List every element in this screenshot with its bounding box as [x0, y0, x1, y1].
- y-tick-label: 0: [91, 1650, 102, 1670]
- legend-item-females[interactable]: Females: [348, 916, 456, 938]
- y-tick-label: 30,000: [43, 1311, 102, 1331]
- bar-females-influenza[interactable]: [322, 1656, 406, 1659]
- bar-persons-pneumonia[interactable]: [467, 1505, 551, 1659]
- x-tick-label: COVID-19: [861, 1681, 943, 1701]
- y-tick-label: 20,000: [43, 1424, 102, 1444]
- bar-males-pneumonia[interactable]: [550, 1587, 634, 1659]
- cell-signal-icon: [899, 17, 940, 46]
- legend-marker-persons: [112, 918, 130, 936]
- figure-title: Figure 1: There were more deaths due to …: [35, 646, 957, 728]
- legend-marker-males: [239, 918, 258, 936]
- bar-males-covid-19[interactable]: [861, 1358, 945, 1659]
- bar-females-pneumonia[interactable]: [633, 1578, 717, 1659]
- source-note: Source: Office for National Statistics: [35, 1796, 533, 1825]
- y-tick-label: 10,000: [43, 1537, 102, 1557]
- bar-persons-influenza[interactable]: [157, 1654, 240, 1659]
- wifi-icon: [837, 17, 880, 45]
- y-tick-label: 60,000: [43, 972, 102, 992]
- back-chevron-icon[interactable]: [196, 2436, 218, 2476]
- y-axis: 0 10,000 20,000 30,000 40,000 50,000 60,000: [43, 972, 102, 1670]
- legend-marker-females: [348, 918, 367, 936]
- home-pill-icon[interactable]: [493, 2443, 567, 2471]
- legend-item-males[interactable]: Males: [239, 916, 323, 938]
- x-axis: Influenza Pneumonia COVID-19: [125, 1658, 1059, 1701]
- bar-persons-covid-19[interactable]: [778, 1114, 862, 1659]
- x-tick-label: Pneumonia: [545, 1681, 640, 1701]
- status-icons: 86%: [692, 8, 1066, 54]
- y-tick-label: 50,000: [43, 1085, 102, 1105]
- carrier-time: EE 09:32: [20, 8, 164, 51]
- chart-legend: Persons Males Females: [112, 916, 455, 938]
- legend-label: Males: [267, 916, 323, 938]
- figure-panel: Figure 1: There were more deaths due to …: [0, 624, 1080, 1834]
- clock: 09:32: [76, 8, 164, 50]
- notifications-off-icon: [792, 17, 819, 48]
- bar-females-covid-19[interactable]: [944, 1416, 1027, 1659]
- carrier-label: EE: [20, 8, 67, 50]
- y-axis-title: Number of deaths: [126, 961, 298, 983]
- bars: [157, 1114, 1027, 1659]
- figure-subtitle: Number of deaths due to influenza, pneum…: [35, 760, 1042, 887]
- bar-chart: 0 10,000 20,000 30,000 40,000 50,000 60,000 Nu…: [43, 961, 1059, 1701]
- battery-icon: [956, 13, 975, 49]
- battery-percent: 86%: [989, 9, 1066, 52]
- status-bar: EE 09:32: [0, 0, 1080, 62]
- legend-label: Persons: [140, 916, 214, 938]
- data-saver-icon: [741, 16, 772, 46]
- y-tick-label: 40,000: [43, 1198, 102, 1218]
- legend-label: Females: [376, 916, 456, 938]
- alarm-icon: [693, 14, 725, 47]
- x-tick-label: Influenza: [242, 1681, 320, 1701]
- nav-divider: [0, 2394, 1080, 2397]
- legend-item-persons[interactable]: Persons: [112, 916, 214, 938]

▬▬▬▬▬▬▬▬▬▬

PROBLEM DETAILS: Put everything from the start of the material down to and including the line that contains "- legend-marker-persons: [112, 918, 130, 936]" into a Markdown table. Use the columns No. and Entry, give each row a number, and leave out blank lines.

SOLUTION:
| No. | Entry |
|---|---|
| 1 | List every element in this screenshot with its bounding box as [x0, y0, x1, y1]. |
| 2 | - y-tick-label: 0: [91, 1650, 102, 1670] |
| 3 | - legend-item-females[interactable]: Females: [348, 916, 456, 938] |
| 4 | - y-tick-label: 30,000: [43, 1311, 102, 1331] |
| 5 | - bar-females-influenza[interactable]: [322, 1656, 406, 1659] |
| 6 | - bar-persons-pneumonia[interactable]: [467, 1505, 551, 1659] |
| 7 | - x-tick-label: COVID-19: [861, 1681, 943, 1701] |
| 8 | - y-tick-label: 20,000: [43, 1424, 102, 1444] |
| 9 | - bar-males-pneumonia[interactable]: [550, 1587, 634, 1659] |
| 10 | - cell-signal-icon: [899, 17, 940, 46] |
| 11 | - legend-marker-persons: [112, 918, 130, 936] |